TASK TO COMPLETE> Everything in the listing except the pictures should be written out exactly.

ROWS>
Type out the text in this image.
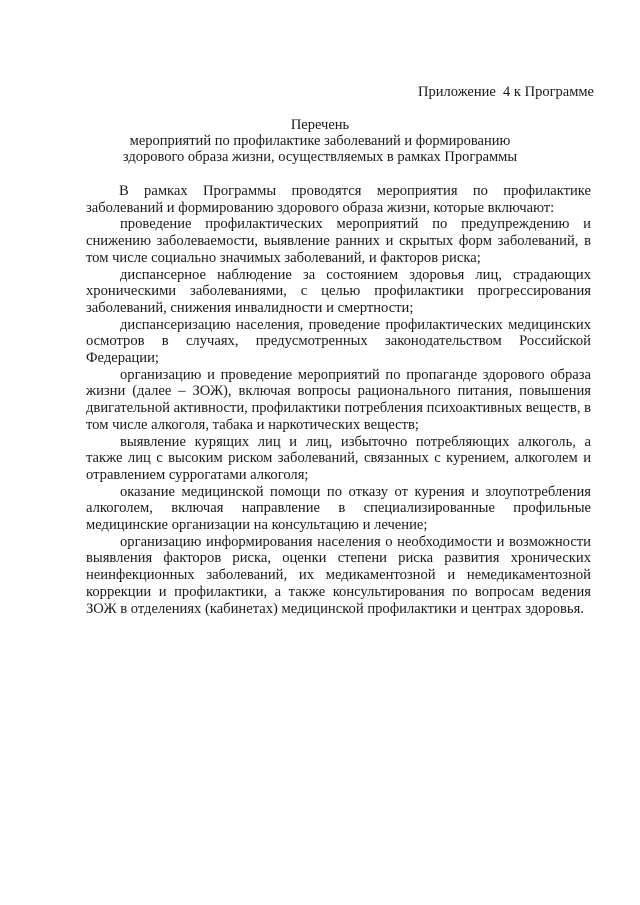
Приложение  4 к Программе
Перечень
мероприятий по профилактике заболеваний и формированию
здорового образа жизни, осуществляемых в рамках Программы

В рамках Программы проводятся мероприятия по профилактике заболеваний и формированию здорового образа жизни, которые включают:

проведение профилактических мероприятий по предупреждению и снижению заболеваемости, выявление ранних и скрытых форм заболеваний, в том числе социально значимых заболеваний, и факторов риска;

диспансерное наблюдение за состоянием здоровья лиц, страдающих хроническими заболеваниями, с целью профилактики прогрессирования заболеваний, снижения инвалидности и смертности;

диспансеризацию населения, проведение профилактических медицинских осмотров в случаях, предусмотренных законодательством Российской Федерации;

организацию и проведение мероприятий по пропаганде здорового образа жизни (далее – ЗОЖ), включая вопросы рационального питания, повышения двигательной активности, профилактики потребления психоактивных веществ, в том числе алкоголя, табака и наркотических веществ;

выявление курящих лиц и лиц, избыточно потребляющих алкоголь, а также лиц с высоким риском заболеваний, связанных с курением, алкоголем и отравлением суррогатами алкоголя;

оказание медицинской помощи по отказу от курения и злоупотребления алкоголем, включая направление в специализированные профильные медицинские организации на консультацию и лечение;

организацию информирования населения о необходимости и возможности выявления факторов риска, оценки степени риска развития хронических неинфекционных заболеваний, их медикаментозной и немедикаментозной коррекции и профилактики, а также консультирования по вопросам ведения ЗОЖ в отделениях (кабинетах) медицинской профилактики и центрах здоровья.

ANSWER TO THIS EXERCISE>
Type out the text in this image.
Приложение  4 к Программе
Перечень
мероприятий по профилактике заболеваний и формированию
здорового образа жизни, осуществляемых в рамках Программы

В рамках Программы проводятся мероприятия по профилактике заболеваний и формированию здорового образа жизни, которые включают:

проведение профилактических мероприятий по предупреждению и снижению заболеваемости, выявление ранних и скрытых форм заболеваний, в том числе социально значимых заболеваний, и факторов риска;

диспансерное наблюдение за состоянием здоровья лиц, страдающих хроническими заболеваниями, с целью профилактики прогрессирования заболеваний, снижения инвалидности и смертности;

диспансеризацию населения, проведение профилактических медицинских осмотров в случаях, предусмотренных законодательством Российской Федерации;

организацию и проведение мероприятий по пропаганде здорового образа жизни (далее – ЗОЖ), включая вопросы рационального питания, повышения двигательной активности, профилактики потребления психоактивных веществ, в том числе алкоголя, табака и наркотических веществ;

выявление курящих лиц и лиц, избыточно потребляющих алкоголь, а также лиц с высоким риском заболеваний, связанных с курением, алкоголем и отравлением суррогатами алкоголя;

оказание медицинской помощи по отказу от курения и злоупотребления алкоголем, включая направление в специализированные профильные медицинские организации на консультацию и лечение;

организацию информирования населения о необходимости и возможности выявления факторов риска, оценки степени риска развития хронических неинфекционных заболеваний, их медикаментозной и немедикаментозной коррекции и профилактики, а также консультирования по вопросам ведения ЗОЖ в отделениях (кабинетах) медицинской профилактики и центрах здоровья.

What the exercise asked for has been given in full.